● WRITTEN INSTRUCTION:
Type out the material below exactly.

-- START OF PROVIDED RECORDS --

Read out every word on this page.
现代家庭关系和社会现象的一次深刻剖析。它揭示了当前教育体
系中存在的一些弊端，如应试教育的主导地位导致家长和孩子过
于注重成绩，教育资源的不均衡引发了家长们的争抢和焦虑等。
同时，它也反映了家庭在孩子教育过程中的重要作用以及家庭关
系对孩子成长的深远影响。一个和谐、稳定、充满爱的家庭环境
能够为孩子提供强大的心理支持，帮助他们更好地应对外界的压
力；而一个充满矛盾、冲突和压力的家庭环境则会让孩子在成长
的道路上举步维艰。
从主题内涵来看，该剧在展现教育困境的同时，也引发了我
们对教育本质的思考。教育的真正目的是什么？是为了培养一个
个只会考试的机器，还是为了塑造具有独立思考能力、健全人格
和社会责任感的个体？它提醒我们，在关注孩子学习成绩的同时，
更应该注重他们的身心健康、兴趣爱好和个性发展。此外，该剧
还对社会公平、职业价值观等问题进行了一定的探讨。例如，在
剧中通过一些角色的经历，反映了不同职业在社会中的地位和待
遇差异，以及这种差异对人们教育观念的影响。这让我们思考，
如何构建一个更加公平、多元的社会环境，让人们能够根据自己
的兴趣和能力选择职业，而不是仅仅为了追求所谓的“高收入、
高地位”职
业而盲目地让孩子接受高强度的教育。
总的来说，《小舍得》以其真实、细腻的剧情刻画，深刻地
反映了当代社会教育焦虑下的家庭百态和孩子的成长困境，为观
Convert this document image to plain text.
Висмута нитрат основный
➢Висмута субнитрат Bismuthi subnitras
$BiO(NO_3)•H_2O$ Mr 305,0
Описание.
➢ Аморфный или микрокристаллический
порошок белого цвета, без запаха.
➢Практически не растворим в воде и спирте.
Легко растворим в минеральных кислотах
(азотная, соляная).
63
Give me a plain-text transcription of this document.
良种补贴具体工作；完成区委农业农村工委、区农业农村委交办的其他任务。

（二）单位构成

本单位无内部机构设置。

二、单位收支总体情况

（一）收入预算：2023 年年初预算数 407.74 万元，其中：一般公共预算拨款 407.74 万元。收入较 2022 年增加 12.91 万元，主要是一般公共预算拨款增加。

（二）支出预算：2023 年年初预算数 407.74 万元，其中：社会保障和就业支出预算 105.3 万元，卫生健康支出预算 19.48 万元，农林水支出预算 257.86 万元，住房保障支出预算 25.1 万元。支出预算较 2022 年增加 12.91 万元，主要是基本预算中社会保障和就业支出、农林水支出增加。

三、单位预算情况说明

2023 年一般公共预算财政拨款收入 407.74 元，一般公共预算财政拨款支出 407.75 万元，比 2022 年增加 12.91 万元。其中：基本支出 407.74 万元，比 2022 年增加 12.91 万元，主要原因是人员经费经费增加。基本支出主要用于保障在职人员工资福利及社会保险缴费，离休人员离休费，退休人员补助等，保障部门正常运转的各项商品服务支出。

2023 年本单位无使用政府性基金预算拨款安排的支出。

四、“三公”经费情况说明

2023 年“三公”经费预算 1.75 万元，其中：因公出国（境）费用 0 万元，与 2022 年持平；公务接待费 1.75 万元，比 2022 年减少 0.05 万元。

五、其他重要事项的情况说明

-- END OF PROVIDED RECORDS --

● FINAL RESULT:
Read out every word on this page.
现代家庭关系和社会现象的一次深刻剖析。它揭示了当前教育体
系中存在的一些弊端，如应试教育的主导地位导致家长和孩子过
于注重成绩，教育资源的不均衡引发了家长们的争抢和焦虑等。
同时，它也反映了家庭在孩子教育过程中的重要作用以及家庭关
系对孩子成长的深远影响。一个和谐、稳定、充满爱的家庭环境
能够为孩子提供强大的心理支持，帮助他们更好地应对外界的压
力；而一个充满矛盾、冲突和压力的家庭环境则会让孩子在成长
的道路上举步维艰。
从主题内涵来看，该剧在展现教育困境的同时，也引发了我
们对教育本质的思考。教育的真正目的是什么？是为了培养一个
个只会考试的机器，还是为了塑造具有独立思考能力、健全人格
和社会责任感的个体？它提醒我们，在关注孩子学习成绩的同时，
更应该注重他们的身心健康、兴趣爱好和个性发展。此外，该剧
还对社会公平、职业价值观等问题进行了一定的探讨。例如，在
剧中通过一些角色的经历，反映了不同职业在社会中的地位和待
遇差异，以及这种差异对人们教育观念的影响。这让我们思考，
如何构建一个更加公平、多元的社会环境，让人们能够根据自己
的兴趣和能力选择职业，而不是仅仅为了追求所谓的“高收入、
高地位”职
业而盲目地让孩子接受高强度的教育。
总的来说，《小舍得》以其真实、细腻的剧情刻画，深刻地
反映了当代社会教育焦虑下的家庭百态和孩子的成长困境，为观
Convert this document image to plain text.
Висмута нитрат основный
➢Висмута субнитрат Bismuthi subnitras
$BiO(NO_3)•H_2O$ Mr 305,0
Описание.
➢ Аморфный или микрокристаллический
порошок белого цвета, без запаха.
➢Практически не растворим в воде и спирте.
Легко растворим в минеральных кислотах
(азотная, соляная).
63
Give me a plain-text transcription of this document.
良种补贴具体工作；完成区委农业农村工委、区农业农村委交办的其他任务。

（二）单位构成

本单位无内部机构设置。

二、单位收支总体情况

（一）收入预算：2023 年年初预算数 407.74 万元，其中：一般公共预算拨款 407.74 万元。收入较 2022 年增加 12.91 万元，主要是一般公共预算拨款增加。

（二）支出预算：2023 年年初预算数 407.74 万元，其中：社会保障和就业支出预算 105.3 万元，卫生健康支出预算 19.48 万元，农林水支出预算 257.86 万元，住房保障支出预算 25.1 万元。支出预算较 2022 年增加 12.91 万元，主要是基本预算中社会保障和就业支出、农林水支出增加。

三、单位预算情况说明

2023 年一般公共预算财政拨款收入 407.74 元，一般公共预算财政拨款支出 407.75 万元，比 2022 年增加 12.91 万元。其中：基本支出 407.74 万元，比 2022 年增加 12.91 万元，主要原因是人员经费经费增加。基本支出主要用于保障在职人员工资福利及社会保险缴费，离休人员离休费，退休人员补助等，保障部门正常运转的各项商品服务支出。

2023 年本单位无使用政府性基金预算拨款安排的支出。

四、“三公”经费情况说明

2023 年“三公”经费预算 1.75 万元，其中：因公出国（境）费用 0 万元，与 2022 年持平；公务接待费 1.75 万元，比 2022 年减少 0.05 万元。

五、其他重要事项的情况说明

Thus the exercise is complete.